What the task asks —
Find the line that contains "Read all visible" in the entries below. Restate it and every line after it, word for word, with no pictures.

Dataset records

......

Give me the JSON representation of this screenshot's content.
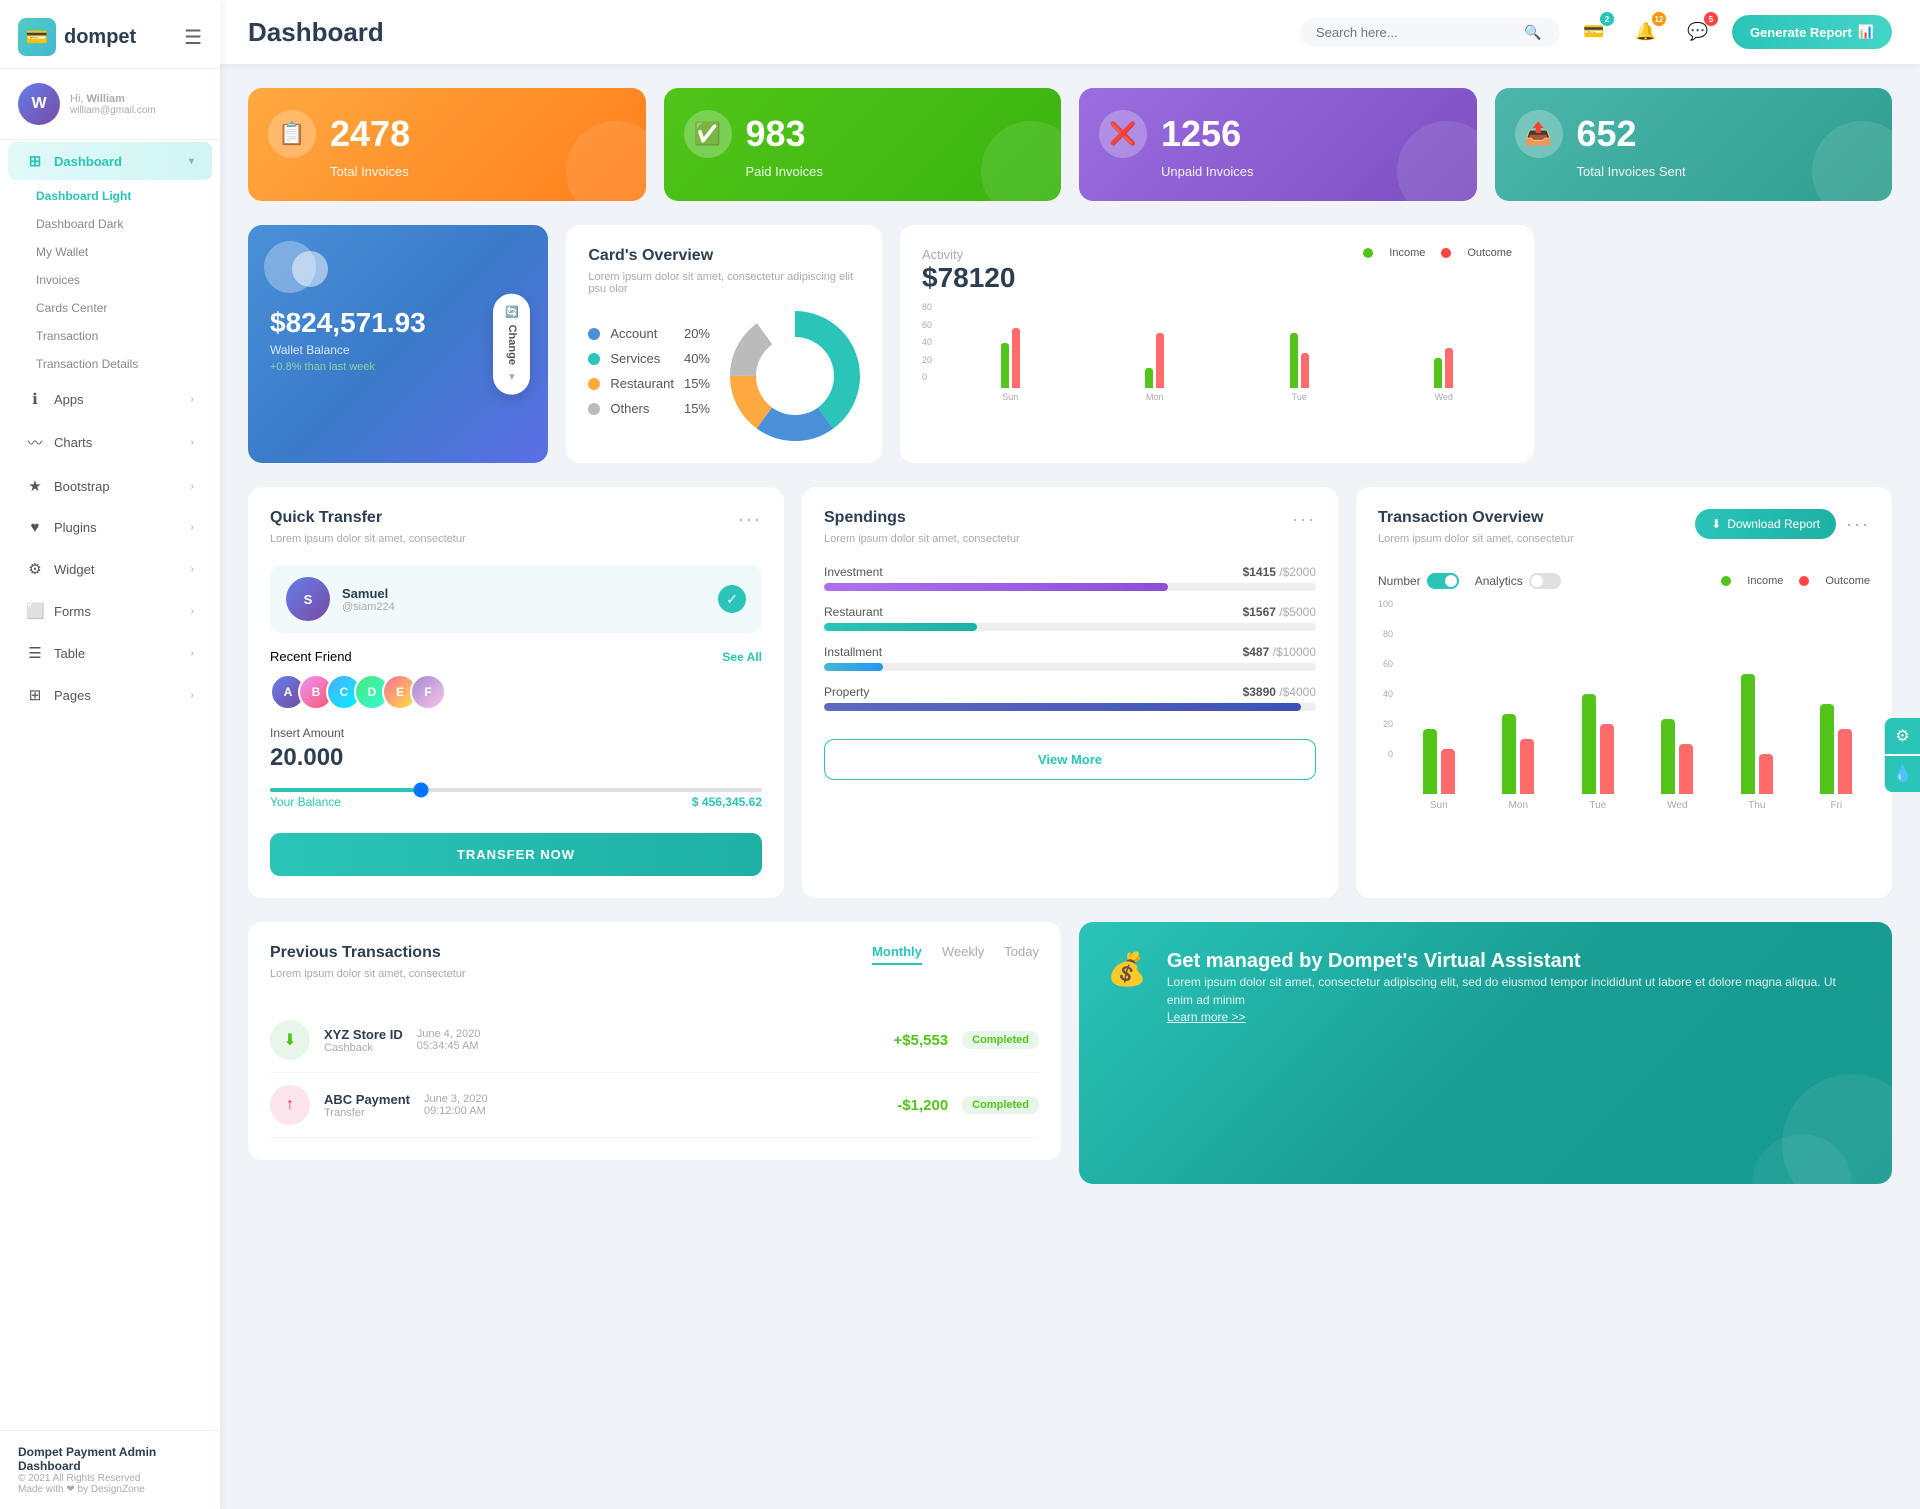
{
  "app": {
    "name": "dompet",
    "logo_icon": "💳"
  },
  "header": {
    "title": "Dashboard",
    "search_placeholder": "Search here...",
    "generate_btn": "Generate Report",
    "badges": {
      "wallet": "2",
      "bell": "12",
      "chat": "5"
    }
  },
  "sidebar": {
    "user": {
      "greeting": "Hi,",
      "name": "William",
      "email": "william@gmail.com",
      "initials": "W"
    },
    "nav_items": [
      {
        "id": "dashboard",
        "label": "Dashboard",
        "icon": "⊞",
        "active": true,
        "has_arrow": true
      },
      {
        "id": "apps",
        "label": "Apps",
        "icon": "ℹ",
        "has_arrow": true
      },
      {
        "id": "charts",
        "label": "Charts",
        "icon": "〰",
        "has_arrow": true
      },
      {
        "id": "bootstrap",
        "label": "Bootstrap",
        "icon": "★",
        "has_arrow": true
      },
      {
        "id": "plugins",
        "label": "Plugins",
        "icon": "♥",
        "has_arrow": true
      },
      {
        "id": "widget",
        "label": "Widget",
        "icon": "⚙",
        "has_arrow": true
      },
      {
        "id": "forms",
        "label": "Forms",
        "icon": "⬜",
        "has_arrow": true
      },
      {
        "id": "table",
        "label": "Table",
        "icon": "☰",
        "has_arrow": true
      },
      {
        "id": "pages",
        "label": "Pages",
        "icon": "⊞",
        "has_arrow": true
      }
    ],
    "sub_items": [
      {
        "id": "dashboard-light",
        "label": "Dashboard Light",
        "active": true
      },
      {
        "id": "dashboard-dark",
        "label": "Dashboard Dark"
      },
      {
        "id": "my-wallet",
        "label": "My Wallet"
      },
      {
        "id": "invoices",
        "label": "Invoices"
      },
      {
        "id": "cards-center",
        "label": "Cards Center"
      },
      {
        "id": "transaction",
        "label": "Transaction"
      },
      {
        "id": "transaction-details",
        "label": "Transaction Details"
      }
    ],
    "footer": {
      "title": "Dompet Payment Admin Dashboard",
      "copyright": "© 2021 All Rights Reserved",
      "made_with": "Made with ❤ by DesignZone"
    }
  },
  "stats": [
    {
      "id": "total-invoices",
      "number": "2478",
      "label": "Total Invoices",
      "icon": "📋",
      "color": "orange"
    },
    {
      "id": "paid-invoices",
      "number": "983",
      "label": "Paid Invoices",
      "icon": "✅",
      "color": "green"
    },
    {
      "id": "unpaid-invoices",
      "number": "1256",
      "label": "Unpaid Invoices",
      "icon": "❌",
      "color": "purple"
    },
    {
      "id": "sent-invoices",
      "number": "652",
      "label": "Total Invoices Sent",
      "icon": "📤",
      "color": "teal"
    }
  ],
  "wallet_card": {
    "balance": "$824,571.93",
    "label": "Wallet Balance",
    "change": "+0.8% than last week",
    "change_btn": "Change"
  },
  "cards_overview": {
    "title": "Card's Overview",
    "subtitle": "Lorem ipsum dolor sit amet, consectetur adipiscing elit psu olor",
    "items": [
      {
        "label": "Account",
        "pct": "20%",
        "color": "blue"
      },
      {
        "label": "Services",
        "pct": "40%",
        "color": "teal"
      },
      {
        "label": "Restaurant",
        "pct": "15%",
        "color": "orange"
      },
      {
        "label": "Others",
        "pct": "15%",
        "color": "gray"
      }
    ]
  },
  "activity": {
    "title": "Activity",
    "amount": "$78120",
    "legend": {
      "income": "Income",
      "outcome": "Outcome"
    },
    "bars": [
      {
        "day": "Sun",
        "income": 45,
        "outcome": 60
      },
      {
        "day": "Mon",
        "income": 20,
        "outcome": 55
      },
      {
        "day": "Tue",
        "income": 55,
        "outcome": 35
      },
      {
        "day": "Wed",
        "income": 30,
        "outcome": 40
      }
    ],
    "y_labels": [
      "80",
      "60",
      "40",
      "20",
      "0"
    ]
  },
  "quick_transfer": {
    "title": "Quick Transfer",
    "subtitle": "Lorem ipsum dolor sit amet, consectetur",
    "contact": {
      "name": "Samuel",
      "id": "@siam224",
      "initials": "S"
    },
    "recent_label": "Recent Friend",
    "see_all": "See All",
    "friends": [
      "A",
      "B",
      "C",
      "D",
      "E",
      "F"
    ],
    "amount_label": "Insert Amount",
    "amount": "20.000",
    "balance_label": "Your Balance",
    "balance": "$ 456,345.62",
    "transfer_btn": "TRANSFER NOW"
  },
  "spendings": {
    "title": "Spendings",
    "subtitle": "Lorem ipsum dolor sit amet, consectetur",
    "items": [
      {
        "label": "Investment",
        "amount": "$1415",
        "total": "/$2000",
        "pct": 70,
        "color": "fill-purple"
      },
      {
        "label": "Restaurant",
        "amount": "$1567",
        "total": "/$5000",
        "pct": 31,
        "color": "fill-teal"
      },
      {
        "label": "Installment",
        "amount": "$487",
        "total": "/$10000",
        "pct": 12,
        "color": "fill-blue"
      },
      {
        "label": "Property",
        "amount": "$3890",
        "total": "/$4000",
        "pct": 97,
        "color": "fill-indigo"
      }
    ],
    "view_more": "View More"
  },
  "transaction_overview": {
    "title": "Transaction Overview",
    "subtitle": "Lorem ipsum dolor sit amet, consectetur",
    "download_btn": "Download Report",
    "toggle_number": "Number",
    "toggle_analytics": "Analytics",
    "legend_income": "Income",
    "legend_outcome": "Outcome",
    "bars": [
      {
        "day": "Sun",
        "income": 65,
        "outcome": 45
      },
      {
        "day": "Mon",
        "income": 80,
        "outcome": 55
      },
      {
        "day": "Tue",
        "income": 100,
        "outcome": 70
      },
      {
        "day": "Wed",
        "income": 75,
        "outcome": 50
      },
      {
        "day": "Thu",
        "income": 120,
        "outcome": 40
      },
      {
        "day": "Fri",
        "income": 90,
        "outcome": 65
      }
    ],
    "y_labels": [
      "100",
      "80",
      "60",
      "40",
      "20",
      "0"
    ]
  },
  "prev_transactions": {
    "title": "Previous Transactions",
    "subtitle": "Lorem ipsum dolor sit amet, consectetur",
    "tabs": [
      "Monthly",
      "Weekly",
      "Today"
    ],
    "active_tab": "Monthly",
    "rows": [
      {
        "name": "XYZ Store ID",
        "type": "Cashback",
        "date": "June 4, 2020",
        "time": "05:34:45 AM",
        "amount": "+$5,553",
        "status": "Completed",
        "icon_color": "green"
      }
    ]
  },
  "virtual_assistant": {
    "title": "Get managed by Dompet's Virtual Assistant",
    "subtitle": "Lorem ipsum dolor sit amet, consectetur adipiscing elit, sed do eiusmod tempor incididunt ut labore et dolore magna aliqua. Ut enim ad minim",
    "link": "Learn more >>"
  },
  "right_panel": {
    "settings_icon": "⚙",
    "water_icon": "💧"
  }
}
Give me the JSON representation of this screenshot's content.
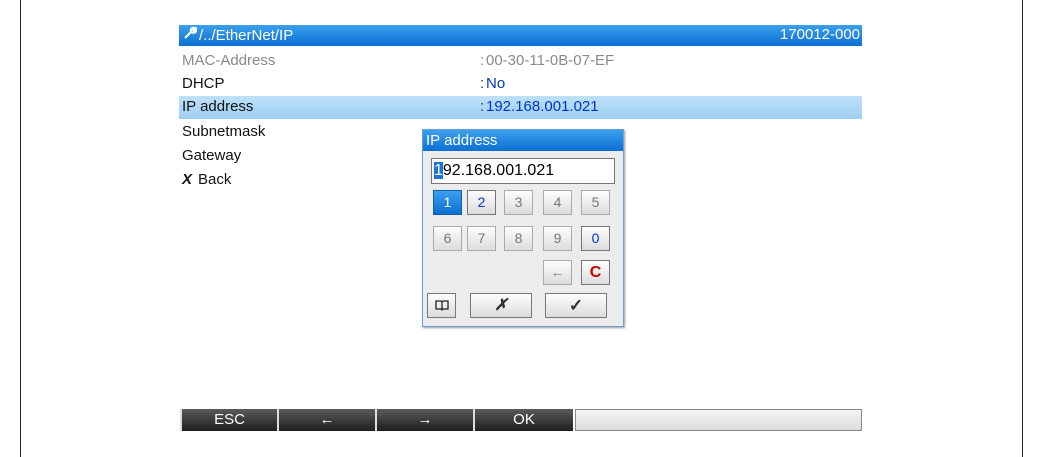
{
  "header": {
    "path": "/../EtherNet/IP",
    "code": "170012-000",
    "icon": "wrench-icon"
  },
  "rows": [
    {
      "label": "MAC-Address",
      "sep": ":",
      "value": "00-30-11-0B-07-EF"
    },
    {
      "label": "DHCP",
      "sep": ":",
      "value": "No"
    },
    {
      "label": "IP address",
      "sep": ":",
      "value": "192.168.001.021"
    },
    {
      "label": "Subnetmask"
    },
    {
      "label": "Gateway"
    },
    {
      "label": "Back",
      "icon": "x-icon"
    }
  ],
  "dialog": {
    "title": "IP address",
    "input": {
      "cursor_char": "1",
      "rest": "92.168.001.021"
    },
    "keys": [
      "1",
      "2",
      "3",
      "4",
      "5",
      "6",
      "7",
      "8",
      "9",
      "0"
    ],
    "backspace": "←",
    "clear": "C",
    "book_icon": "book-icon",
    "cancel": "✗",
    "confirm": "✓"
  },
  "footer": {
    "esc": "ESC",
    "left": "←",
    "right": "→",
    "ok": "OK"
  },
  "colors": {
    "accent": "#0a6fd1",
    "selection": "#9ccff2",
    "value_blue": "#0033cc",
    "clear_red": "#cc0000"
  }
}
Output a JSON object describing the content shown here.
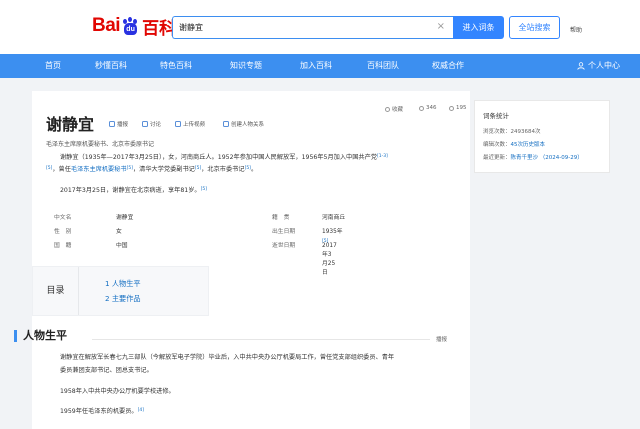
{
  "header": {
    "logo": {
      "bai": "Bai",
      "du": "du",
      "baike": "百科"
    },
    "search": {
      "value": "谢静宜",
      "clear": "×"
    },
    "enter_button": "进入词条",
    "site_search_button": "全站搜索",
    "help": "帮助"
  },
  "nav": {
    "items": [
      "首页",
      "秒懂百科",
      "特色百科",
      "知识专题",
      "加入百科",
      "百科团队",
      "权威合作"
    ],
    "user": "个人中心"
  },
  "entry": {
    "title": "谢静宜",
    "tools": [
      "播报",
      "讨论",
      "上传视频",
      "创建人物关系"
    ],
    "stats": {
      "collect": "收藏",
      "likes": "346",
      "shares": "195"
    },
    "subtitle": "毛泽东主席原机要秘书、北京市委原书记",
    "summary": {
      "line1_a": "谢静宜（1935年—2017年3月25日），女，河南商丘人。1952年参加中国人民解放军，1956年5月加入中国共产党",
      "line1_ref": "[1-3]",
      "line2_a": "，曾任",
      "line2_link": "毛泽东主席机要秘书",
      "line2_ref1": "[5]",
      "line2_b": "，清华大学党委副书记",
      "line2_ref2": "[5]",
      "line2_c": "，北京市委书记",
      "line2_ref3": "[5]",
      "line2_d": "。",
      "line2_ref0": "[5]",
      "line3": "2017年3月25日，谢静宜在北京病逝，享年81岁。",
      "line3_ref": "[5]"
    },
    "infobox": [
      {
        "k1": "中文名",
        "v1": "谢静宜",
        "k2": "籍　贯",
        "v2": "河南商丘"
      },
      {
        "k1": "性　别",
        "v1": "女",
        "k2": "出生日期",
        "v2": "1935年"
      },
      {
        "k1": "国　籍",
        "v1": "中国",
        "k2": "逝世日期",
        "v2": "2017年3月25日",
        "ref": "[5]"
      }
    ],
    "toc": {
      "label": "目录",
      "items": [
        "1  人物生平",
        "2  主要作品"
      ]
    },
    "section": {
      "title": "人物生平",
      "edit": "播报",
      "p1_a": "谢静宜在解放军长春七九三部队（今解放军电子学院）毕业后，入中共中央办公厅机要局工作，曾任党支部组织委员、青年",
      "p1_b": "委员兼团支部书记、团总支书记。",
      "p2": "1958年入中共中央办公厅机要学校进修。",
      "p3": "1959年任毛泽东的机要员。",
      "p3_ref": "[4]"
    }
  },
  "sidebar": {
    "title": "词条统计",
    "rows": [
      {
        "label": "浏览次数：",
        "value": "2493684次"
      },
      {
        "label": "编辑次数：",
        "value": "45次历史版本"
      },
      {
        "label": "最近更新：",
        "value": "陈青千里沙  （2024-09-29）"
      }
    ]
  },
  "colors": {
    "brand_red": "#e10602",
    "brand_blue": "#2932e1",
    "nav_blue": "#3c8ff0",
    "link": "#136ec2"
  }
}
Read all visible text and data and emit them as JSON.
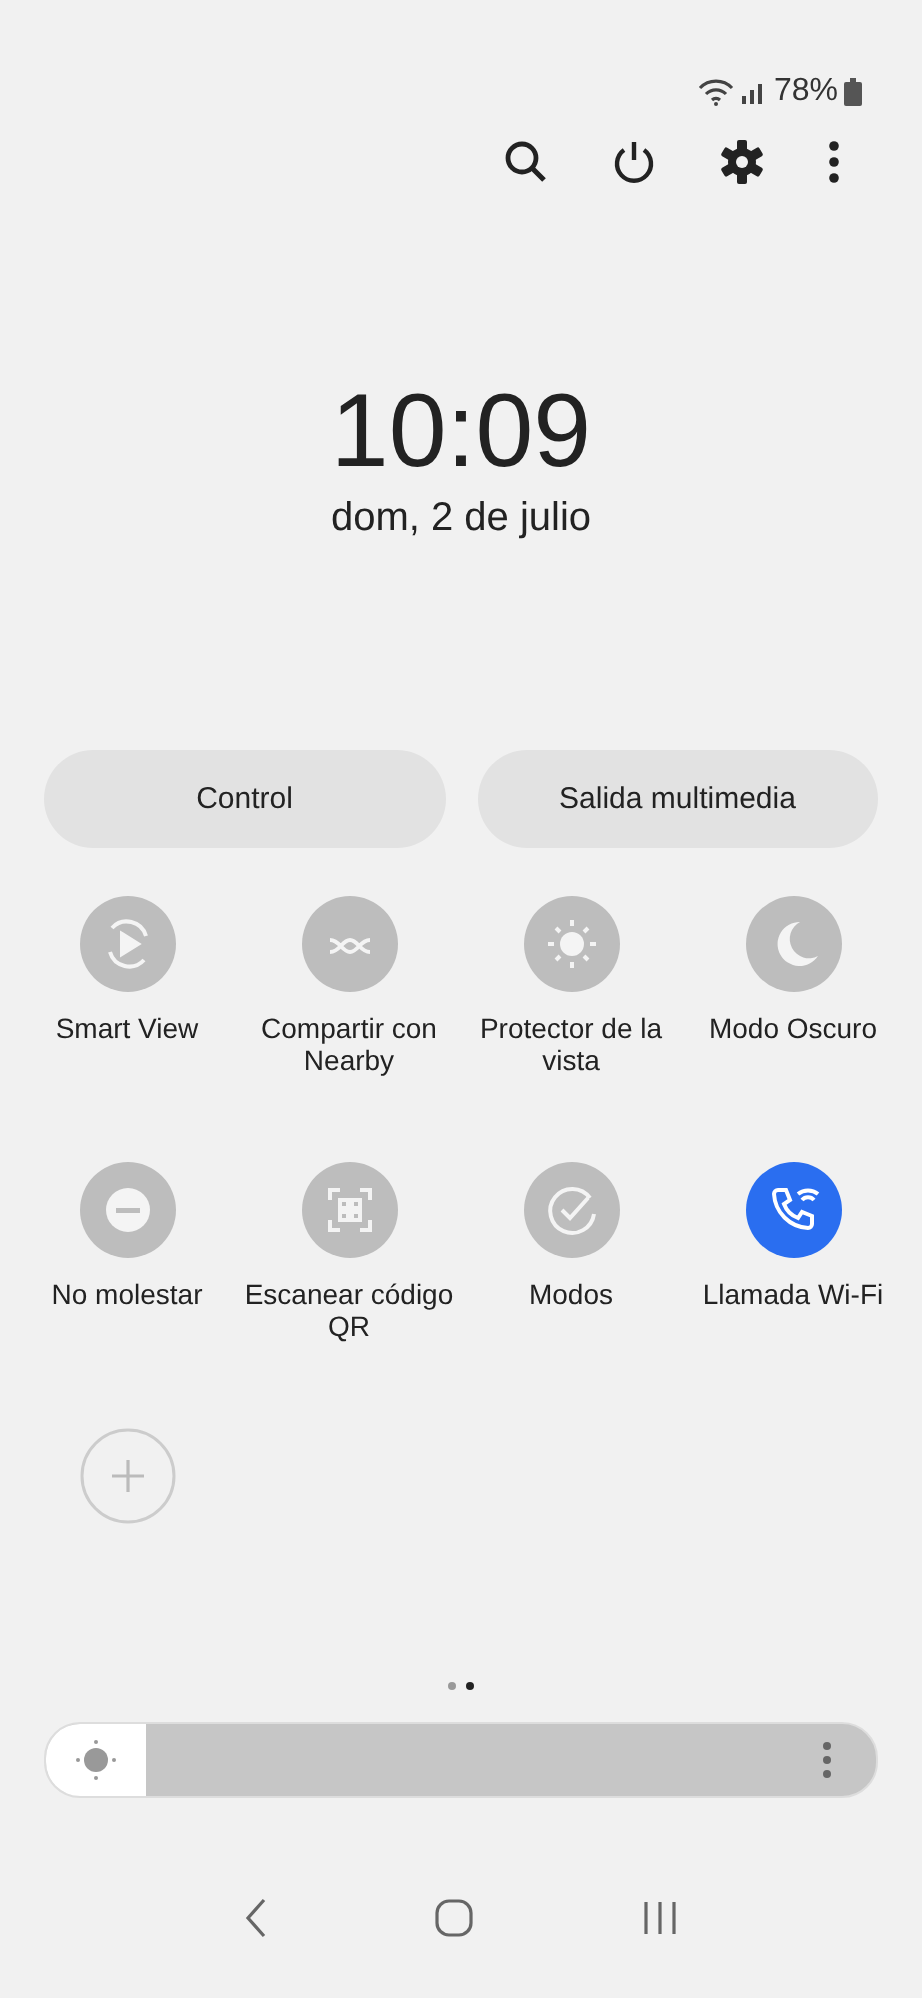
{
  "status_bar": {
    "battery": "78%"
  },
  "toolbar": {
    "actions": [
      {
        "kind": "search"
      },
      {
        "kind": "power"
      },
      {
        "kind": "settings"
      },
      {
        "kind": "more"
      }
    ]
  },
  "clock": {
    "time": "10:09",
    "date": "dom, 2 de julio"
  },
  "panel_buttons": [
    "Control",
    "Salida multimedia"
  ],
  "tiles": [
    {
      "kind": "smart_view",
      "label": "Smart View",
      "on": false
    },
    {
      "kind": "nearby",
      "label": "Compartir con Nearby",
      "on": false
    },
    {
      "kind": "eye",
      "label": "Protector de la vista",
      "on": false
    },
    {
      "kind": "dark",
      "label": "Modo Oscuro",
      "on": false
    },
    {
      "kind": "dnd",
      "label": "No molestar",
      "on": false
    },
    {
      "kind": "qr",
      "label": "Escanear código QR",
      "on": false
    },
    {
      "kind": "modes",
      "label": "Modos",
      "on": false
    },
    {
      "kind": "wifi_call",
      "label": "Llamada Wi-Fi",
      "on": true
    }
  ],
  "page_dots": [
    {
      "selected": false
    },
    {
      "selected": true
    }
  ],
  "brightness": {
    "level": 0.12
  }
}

......

The completed task —
Read all visible text and data and emit them as JSON.
{
  "status_bar": {
    "battery": "78%"
  },
  "toolbar": {
    "actions": [
      {
        "kind": "search"
      },
      {
        "kind": "power"
      },
      {
        "kind": "settings"
      },
      {
        "kind": "more"
      }
    ]
  },
  "clock": {
    "time": "10:09",
    "date": "dom, 2 de julio"
  },
  "panel_buttons": [
    "Control",
    "Salida multimedia"
  ],
  "tiles": [
    {
      "kind": "smart_view",
      "label": "Smart View",
      "on": false
    },
    {
      "kind": "nearby",
      "label": "Compartir con Nearby",
      "on": false
    },
    {
      "kind": "eye",
      "label": "Protector de la vista",
      "on": false
    },
    {
      "kind": "dark",
      "label": "Modo Oscuro",
      "on": false
    },
    {
      "kind": "dnd",
      "label": "No molestar",
      "on": false
    },
    {
      "kind": "qr",
      "label": "Escanear código QR",
      "on": false
    },
    {
      "kind": "modes",
      "label": "Modos",
      "on": false
    },
    {
      "kind": "wifi_call",
      "label": "Llamada Wi-Fi",
      "on": true
    }
  ],
  "page_dots": [
    {
      "selected": false
    },
    {
      "selected": true
    }
  ],
  "brightness": {
    "level": 0.12
  }
}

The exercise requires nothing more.